[Exercise objective]:
A faithful copy of each entry below is expected, with the images removed.

[Source records]:
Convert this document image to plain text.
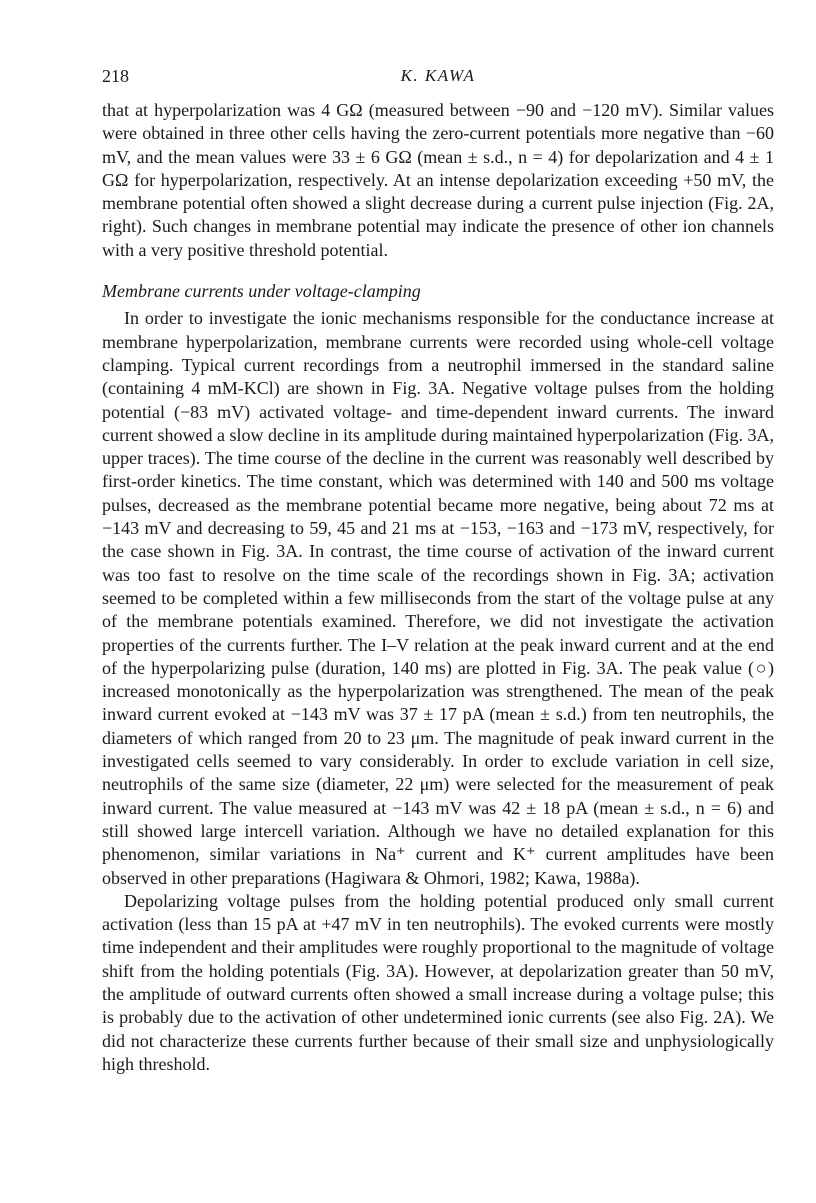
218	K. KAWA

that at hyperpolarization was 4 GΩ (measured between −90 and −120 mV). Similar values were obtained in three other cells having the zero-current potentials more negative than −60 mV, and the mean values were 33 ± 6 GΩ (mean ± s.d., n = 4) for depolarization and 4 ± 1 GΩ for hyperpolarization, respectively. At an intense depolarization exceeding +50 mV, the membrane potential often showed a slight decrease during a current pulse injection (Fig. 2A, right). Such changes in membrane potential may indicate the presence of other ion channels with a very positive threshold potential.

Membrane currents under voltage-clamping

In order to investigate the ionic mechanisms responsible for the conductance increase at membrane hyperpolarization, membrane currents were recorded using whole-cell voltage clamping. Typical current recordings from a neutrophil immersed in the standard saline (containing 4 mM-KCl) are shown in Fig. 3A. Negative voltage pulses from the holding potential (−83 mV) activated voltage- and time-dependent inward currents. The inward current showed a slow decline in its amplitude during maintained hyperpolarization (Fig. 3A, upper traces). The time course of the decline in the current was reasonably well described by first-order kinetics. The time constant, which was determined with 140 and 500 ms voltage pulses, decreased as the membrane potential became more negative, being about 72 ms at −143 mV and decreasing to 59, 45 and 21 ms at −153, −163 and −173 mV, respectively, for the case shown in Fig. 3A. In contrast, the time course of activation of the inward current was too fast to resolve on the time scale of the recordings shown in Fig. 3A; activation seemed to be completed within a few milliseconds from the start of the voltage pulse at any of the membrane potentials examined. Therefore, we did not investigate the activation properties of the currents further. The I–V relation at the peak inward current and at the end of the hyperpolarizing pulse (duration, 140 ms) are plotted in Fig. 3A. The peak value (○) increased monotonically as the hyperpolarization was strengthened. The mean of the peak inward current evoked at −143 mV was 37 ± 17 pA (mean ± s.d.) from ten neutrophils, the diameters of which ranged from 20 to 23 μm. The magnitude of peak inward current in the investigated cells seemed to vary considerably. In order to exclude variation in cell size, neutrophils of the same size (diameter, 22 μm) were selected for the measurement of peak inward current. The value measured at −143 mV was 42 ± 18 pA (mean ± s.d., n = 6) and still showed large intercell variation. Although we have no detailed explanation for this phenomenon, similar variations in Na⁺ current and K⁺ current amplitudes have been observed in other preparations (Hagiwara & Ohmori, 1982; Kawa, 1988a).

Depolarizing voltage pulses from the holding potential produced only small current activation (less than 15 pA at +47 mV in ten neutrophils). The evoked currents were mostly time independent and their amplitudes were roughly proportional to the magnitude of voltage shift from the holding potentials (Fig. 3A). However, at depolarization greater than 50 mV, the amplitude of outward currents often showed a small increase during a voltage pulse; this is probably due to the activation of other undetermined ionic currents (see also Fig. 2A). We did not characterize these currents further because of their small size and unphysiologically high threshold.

[Task response]:
Convert this document image to plain text.
218	K. KAWA

that at hyperpolarization was 4 GΩ (measured between −90 and −120 mV). Similar values were obtained in three other cells having the zero-current potentials more negative than −60 mV, and the mean values were 33 ± 6 GΩ (mean ± s.d., n = 4) for depolarization and 4 ± 1 GΩ for hyperpolarization, respectively. At an intense depolarization exceeding +50 mV, the membrane potential often showed a slight decrease during a current pulse injection (Fig. 2A, right). Such changes in membrane potential may indicate the presence of other ion channels with a very positive threshold potential.

Membrane currents under voltage-clamping

In order to investigate the ionic mechanisms responsible for the conductance increase at membrane hyperpolarization, membrane currents were recorded using whole-cell voltage clamping. Typical current recordings from a neutrophil immersed in the standard saline (containing 4 mM-KCl) are shown in Fig. 3A. Negative voltage pulses from the holding potential (−83 mV) activated voltage- and time-dependent inward currents. The inward current showed a slow decline in its amplitude during maintained hyperpolarization (Fig. 3A, upper traces). The time course of the decline in the current was reasonably well described by first-order kinetics. The time constant, which was determined with 140 and 500 ms voltage pulses, decreased as the membrane potential became more negative, being about 72 ms at −143 mV and decreasing to 59, 45 and 21 ms at −153, −163 and −173 mV, respectively, for the case shown in Fig. 3A. In contrast, the time course of activation of the inward current was too fast to resolve on the time scale of the recordings shown in Fig. 3A; activation seemed to be completed within a few milliseconds from the start of the voltage pulse at any of the membrane potentials examined. Therefore, we did not investigate the activation properties of the currents further. The I–V relation at the peak inward current and at the end of the hyperpolarizing pulse (duration, 140 ms) are plotted in Fig. 3A. The peak value (○) increased monotonically as the hyperpolarization was strengthened. The mean of the peak inward current evoked at −143 mV was 37 ± 17 pA (mean ± s.d.) from ten neutrophils, the diameters of which ranged from 20 to 23 μm. The magnitude of peak inward current in the investigated cells seemed to vary considerably. In order to exclude variation in cell size, neutrophils of the same size (diameter, 22 μm) were selected for the measurement of peak inward current. The value measured at −143 mV was 42 ± 18 pA (mean ± s.d., n = 6) and still showed large intercell variation. Although we have no detailed explanation for this phenomenon, similar variations in Na⁺ current and K⁺ current amplitudes have been observed in other preparations (Hagiwara & Ohmori, 1982; Kawa, 1988a).

Depolarizing voltage pulses from the holding potential produced only small current activation (less than 15 pA at +47 mV in ten neutrophils). The evoked currents were mostly time independent and their amplitudes were roughly proportional to the magnitude of voltage shift from the holding potentials (Fig. 3A). However, at depolarization greater than 50 mV, the amplitude of outward currents often showed a small increase during a voltage pulse; this is probably due to the activation of other undetermined ionic currents (see also Fig. 2A). We did not characterize these currents further because of their small size and unphysiologically high threshold.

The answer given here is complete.